╔══

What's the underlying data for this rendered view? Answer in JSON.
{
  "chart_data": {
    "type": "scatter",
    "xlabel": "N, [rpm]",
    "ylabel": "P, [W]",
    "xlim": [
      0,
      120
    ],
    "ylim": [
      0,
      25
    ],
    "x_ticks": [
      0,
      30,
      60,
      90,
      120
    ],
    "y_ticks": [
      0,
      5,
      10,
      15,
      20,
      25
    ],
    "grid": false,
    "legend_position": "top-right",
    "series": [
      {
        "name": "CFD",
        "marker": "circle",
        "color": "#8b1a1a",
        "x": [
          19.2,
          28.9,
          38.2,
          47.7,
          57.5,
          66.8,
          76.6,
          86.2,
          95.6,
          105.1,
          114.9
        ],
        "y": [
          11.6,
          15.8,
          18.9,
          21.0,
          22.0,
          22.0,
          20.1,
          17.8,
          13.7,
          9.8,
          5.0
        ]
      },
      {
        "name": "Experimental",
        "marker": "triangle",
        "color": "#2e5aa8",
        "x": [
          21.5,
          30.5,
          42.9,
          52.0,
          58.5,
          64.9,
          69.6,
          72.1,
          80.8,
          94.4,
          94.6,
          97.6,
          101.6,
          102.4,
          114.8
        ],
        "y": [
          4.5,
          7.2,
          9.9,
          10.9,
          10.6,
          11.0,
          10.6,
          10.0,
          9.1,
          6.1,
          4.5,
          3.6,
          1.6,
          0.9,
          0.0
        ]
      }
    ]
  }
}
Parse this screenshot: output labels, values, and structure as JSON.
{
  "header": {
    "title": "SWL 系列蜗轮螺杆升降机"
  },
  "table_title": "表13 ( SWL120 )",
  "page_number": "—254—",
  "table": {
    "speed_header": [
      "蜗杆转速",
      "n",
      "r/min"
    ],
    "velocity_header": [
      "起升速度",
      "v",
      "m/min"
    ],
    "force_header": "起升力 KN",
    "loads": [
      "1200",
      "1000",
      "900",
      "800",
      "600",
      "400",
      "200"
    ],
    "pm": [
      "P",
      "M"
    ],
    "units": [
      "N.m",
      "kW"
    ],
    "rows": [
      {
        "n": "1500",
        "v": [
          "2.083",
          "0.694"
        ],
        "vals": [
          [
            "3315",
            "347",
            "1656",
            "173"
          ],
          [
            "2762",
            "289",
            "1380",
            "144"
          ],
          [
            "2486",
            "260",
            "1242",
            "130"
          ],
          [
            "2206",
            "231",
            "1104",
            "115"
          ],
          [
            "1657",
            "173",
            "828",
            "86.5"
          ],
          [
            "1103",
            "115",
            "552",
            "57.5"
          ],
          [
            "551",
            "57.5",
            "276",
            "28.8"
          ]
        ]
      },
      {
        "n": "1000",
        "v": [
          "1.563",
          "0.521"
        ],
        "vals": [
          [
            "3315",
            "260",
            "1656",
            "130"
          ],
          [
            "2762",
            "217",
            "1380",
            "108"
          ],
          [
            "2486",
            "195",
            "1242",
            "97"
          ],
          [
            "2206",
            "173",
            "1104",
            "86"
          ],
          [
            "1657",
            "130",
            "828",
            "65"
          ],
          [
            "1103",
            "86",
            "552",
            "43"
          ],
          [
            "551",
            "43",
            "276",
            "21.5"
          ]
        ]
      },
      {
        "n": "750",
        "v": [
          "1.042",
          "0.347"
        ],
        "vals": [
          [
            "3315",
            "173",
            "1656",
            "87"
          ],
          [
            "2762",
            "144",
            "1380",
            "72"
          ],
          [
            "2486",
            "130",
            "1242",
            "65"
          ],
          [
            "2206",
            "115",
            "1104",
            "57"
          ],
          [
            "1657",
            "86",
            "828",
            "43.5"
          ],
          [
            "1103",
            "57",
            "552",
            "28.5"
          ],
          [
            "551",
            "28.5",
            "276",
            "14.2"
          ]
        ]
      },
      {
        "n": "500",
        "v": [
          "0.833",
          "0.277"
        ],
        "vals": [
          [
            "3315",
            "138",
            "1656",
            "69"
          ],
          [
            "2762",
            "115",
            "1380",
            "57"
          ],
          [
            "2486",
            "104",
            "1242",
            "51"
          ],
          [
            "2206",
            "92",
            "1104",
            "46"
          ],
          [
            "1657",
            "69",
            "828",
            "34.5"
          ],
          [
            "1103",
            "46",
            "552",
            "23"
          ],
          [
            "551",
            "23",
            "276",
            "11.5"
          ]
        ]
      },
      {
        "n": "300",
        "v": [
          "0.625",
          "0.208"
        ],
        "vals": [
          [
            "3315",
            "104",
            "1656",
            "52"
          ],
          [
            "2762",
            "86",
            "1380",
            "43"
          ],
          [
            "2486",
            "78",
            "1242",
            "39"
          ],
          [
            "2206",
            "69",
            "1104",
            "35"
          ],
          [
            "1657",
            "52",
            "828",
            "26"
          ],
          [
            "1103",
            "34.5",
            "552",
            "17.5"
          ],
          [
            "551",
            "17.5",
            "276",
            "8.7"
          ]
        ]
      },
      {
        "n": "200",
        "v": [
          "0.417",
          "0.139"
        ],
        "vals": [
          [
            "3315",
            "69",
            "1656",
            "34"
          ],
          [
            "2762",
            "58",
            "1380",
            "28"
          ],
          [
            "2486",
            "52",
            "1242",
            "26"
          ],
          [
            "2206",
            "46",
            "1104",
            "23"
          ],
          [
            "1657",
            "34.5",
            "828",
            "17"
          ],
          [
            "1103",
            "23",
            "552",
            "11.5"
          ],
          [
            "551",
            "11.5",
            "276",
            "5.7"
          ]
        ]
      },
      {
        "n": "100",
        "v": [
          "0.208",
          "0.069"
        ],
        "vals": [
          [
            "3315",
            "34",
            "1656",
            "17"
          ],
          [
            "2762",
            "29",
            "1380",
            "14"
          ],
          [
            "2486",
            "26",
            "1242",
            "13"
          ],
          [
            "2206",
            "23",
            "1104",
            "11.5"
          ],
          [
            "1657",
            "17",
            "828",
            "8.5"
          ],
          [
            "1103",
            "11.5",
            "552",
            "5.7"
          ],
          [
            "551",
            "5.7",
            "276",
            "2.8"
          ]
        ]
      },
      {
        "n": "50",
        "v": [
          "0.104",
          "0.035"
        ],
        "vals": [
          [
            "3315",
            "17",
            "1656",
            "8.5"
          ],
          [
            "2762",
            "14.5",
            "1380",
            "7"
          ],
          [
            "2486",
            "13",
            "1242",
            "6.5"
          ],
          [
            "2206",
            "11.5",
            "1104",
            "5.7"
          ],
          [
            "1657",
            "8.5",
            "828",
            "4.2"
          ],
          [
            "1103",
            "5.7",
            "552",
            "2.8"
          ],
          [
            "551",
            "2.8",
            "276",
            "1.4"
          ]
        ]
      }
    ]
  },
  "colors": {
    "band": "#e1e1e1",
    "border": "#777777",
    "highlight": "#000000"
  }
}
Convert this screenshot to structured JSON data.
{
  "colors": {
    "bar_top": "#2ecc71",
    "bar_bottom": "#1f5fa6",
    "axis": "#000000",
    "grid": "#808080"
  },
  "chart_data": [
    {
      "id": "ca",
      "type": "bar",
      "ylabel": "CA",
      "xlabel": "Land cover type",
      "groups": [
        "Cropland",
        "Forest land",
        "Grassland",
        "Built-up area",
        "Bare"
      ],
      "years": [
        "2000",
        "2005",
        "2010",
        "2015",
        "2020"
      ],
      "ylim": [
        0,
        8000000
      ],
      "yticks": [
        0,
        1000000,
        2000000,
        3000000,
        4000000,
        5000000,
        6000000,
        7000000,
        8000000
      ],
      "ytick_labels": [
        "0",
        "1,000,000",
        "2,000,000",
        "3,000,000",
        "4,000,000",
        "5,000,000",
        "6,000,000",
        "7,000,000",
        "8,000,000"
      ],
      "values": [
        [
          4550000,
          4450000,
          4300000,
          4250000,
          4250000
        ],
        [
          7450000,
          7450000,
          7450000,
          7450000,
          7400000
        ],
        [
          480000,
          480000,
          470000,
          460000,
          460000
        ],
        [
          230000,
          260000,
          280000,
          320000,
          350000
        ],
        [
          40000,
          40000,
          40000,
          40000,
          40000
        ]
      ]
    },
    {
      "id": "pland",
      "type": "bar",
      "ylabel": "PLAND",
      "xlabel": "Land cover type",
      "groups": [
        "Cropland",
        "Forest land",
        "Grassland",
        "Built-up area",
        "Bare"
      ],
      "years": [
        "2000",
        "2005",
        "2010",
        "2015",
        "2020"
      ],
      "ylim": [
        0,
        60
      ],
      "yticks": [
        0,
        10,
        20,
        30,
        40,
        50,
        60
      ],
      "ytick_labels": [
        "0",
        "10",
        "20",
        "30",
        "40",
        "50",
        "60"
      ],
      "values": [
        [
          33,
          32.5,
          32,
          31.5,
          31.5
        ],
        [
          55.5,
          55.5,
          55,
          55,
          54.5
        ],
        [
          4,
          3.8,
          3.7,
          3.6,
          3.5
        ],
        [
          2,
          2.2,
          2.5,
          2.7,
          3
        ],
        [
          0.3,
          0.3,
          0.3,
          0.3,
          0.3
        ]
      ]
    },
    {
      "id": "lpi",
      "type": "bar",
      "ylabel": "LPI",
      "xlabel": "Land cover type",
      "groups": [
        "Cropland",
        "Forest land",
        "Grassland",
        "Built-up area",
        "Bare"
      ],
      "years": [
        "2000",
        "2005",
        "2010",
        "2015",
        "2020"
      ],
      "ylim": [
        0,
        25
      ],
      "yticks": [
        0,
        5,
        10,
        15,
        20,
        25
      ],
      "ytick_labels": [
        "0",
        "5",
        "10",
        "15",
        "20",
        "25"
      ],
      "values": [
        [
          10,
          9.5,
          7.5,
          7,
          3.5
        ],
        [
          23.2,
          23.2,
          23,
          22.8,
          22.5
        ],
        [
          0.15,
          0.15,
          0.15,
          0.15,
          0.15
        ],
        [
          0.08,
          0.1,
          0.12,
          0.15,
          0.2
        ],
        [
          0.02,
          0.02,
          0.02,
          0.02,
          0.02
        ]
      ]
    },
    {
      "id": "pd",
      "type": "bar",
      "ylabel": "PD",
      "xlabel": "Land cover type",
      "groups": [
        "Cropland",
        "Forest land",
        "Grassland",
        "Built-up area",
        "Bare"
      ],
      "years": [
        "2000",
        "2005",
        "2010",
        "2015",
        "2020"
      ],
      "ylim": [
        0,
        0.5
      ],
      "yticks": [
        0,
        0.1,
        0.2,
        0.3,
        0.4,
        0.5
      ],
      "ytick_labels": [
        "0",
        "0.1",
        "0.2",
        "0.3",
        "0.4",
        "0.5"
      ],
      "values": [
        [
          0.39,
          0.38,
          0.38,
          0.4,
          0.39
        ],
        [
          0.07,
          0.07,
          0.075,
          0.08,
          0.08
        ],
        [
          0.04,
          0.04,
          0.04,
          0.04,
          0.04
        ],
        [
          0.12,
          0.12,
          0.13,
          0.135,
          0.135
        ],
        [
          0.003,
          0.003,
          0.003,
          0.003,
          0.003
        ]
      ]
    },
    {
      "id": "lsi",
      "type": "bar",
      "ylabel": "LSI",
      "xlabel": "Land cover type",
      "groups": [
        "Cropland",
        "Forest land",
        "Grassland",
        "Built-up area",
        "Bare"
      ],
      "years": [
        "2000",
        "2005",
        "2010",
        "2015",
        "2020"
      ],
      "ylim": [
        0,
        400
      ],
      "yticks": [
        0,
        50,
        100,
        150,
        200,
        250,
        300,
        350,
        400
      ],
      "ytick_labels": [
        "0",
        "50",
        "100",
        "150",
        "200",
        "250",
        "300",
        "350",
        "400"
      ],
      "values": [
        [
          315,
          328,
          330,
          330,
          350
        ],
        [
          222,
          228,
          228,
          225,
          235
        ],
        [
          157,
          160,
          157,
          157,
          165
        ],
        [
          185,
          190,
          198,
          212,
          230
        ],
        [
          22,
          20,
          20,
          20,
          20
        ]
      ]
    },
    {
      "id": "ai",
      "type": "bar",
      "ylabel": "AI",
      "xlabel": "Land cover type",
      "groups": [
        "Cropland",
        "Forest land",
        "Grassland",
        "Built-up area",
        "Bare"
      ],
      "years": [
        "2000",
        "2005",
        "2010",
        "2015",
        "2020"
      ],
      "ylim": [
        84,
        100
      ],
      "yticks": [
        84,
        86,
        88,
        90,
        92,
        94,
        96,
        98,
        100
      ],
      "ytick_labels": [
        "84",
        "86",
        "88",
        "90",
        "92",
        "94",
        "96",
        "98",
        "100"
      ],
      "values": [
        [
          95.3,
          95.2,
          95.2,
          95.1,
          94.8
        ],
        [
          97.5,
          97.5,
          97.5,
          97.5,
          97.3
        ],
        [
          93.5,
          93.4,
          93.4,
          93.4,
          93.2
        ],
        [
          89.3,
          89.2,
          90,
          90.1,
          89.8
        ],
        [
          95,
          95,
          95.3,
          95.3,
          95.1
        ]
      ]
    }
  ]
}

╚══

- _What is needed_
Reproduce every line of the listing above in which the string "JSON" appears.

- _Answer_
What's the underlying data for this rendered view? Answer in JSON.
Parse this screenshot: output labels, values, and structure as JSON.
Convert this screenshot to structured JSON data.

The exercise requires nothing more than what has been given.